**WRITTEN PROBLEM 1:**
Using the match report, decide whether each statement agrees with it. Answer yes or no and quote the deciding words.
(a) Clyde won the match.
(b) Kevin Smith's goal was his first of the season.
(c) The referee gave Clyde a penalty when David Gormley went down in the area.
**WRITTEN PROBLEM 2:** According to the match report, why did Ryan Goodfellow, Chris Kane and Kyle Wilkie come into the East Fife side? Answer in one to three sentences.
**WRITTEN PROBLEM 3:**
Answer these questions from the match report, one per line:
(a) Who was the referee?
(b) In what minute did Page score for East Fife?
(c) Which Clyde goalkeeper stopped Smith's diving header on the line?

William Hill Scottish Cup 3rd Round
Saturday 18th November 2017
East Fife 2 (Smith 32’, Page 67’)
Clyde XI: Currie, Home, Breslin (Wright 68’), McNiff, Stewart, Duffie, Nicoll (Ramsay 75’), Cuddihy, Lowdon, Gormley (Osadolor 67’), Goodwillie
Subs: Wilson, Brown, Lamont, Craig
Booked: Breslin, Nicoll
East Fife XI: Goodfellow, Dunsmore, Kane, Page, Wilson, Wilkie (Reilly 82’), Docherty, Lamont (Watson 75’), Millar, Smith (Mutch 75’), Duggan
Subs: Willis, Cordery
Booked: Page, Dunsmore
Referee: David Munro
East Fife progressed to the 4th round of the William Hill Scottish Cup curtesy of a 2-0 win against Clyde at Broadwood, although the game was a lot closer than the score line suggested. Manager Darren Young made four changes to the side that lost to Forfar Athletic last time out with Ben Reilly making way for fit-again Captain Kevin Smith and Ryan Goodfellow, Chris Kane and Kyle Wilkie replacing Mark Hurst, Jordan Piggott and Nathan Flanagan who were denied permission to play by their parent clubs.
East Fife were unlucky not to be ahead inside 3 minutes when Mark Lamont whipped in a free kick from the touchline which was met by Smith with a diving header at the near post but Clyde ‘keeper Blair Currie got down well to his left to stop the ball on the line. The home side’s first chance of the game fell to former Fifer Kieran Duffie on 13 minutes when a quickly taken free kick made its way to him on the right-hand side of the box and forced Goodfellow into a smart save low to his left. Clyde should have taken the lead 5 minutes later when David Goodwillie picked up the ball on the half-way line and raced in on goal only to drag his shot wide of the right-hand post with only the goalkeeper to beat.
Chris Duggan fired in a cross from the left on 29 minutes that was cleared by the Clyde defence but only as far as Mark Docherty but he couldn’t find the target with a volley from 20-yards. Goodwillie forced Goodfellow into a save from a tight angle just before the half-hour mark before East Fife took the lead. Chris Kane’s cross from the right was headed down by Duggan into the path of Smith who volleyed past Currie for his first goal of the season on 32 minutes. Clyde had a half-claim for a penalty on 33 minutes when David Gormley went down inside the area but referee David Munro was uninterested.

**RECORDS SUPPLIED:**
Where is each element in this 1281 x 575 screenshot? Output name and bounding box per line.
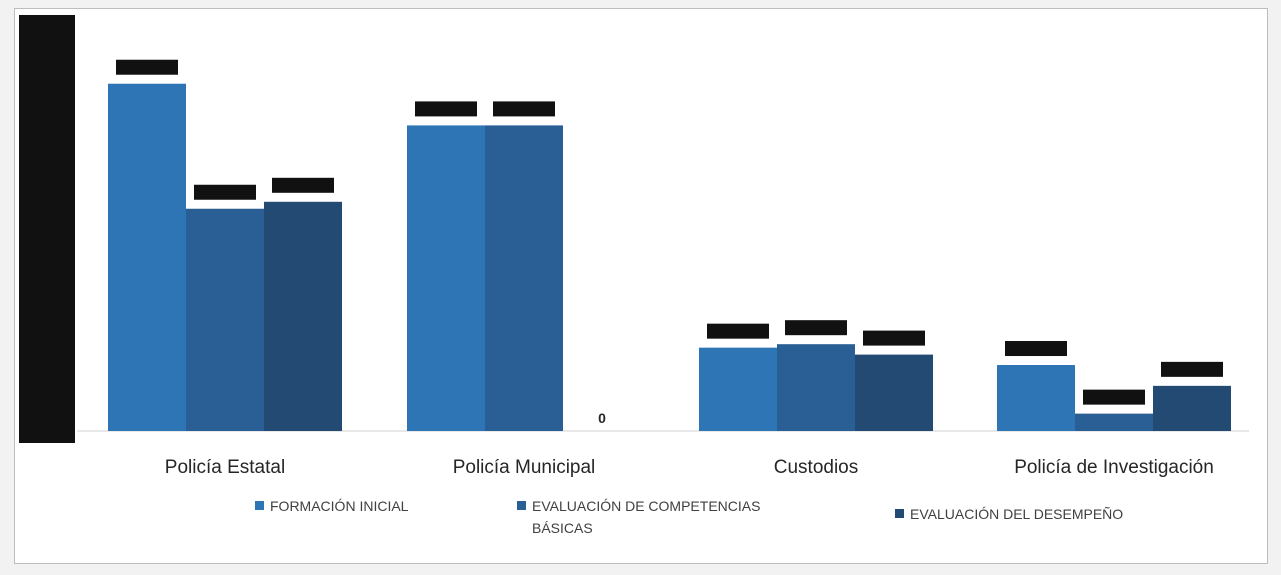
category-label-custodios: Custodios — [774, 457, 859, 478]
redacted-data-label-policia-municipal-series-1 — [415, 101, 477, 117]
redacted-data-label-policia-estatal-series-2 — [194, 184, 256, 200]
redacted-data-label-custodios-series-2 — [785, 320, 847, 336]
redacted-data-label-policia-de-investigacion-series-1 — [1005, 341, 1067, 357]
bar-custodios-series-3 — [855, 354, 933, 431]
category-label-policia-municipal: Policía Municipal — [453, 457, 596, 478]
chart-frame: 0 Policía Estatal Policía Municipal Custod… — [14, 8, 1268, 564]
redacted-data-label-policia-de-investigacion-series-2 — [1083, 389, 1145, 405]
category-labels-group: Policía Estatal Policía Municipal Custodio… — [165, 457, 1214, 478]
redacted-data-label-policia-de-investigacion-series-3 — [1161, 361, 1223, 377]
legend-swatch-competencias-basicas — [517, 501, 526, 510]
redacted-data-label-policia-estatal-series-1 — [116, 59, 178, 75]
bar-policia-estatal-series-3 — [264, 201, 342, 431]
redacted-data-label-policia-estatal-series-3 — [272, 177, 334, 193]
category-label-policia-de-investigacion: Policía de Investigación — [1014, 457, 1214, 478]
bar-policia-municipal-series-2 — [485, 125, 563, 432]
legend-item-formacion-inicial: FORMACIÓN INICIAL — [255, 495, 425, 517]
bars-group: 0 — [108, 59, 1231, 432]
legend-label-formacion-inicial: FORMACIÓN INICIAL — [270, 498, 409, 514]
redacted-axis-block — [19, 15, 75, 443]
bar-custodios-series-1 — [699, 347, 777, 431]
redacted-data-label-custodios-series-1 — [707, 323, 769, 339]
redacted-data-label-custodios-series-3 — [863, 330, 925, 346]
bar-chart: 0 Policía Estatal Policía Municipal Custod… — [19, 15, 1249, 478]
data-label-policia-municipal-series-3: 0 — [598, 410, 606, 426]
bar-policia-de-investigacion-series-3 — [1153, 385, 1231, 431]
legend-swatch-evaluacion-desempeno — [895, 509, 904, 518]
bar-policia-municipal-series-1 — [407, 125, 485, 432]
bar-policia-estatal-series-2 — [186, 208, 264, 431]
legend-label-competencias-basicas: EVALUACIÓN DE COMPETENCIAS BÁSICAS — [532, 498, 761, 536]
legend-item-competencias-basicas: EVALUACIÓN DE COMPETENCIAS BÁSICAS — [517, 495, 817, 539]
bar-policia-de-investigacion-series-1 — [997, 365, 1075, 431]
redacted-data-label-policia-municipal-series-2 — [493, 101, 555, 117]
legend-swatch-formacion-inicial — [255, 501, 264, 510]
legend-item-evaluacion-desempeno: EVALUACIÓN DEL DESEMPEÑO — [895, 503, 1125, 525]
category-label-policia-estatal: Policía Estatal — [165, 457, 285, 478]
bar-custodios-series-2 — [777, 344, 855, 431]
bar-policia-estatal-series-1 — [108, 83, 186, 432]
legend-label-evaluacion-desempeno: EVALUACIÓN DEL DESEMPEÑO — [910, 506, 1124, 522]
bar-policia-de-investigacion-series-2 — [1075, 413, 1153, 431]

--

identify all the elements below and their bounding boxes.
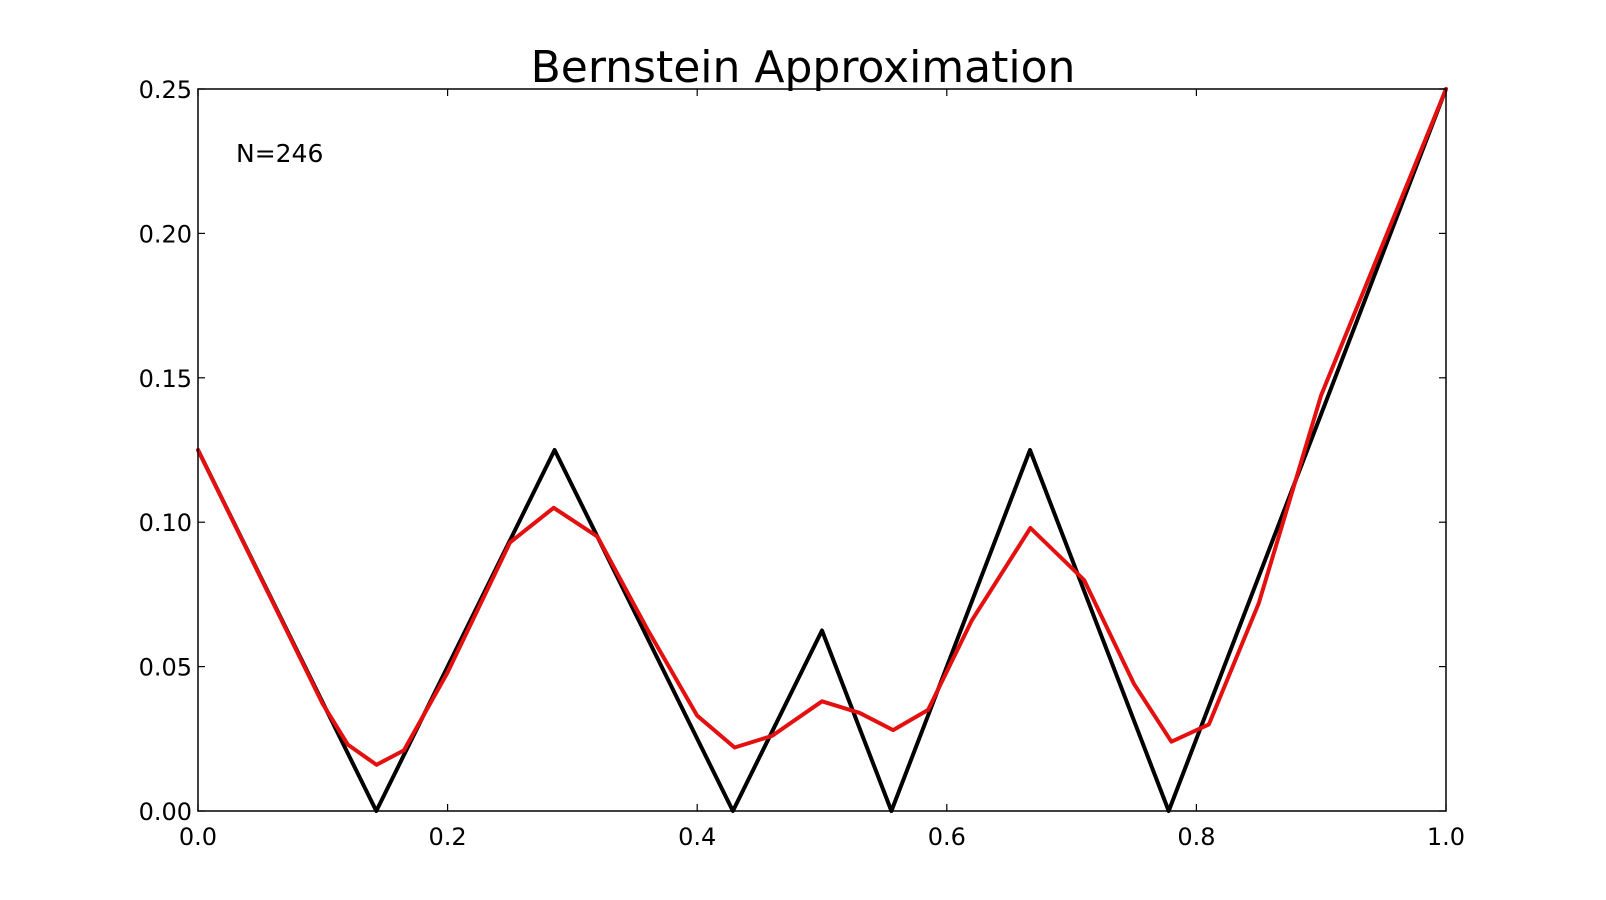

**EXPECTED OUTPUT 1:**
(a) No: "a 2-0 win against Clyde at Broadwood"
(b) Yes: "for his first goal of the season on 32 minutes"
(c) No: "referee David Munro was uninterested"

**EXPECTED OUTPUT 2:** They replaced Mark Hurst, Jordan Piggott and Nathan Flanagan. Those three were denied permission to play by their parent clubs.

**EXPECTED OUTPUT 3:**
(a) David Munro
(b) The 67th minute
(c) Blair Currie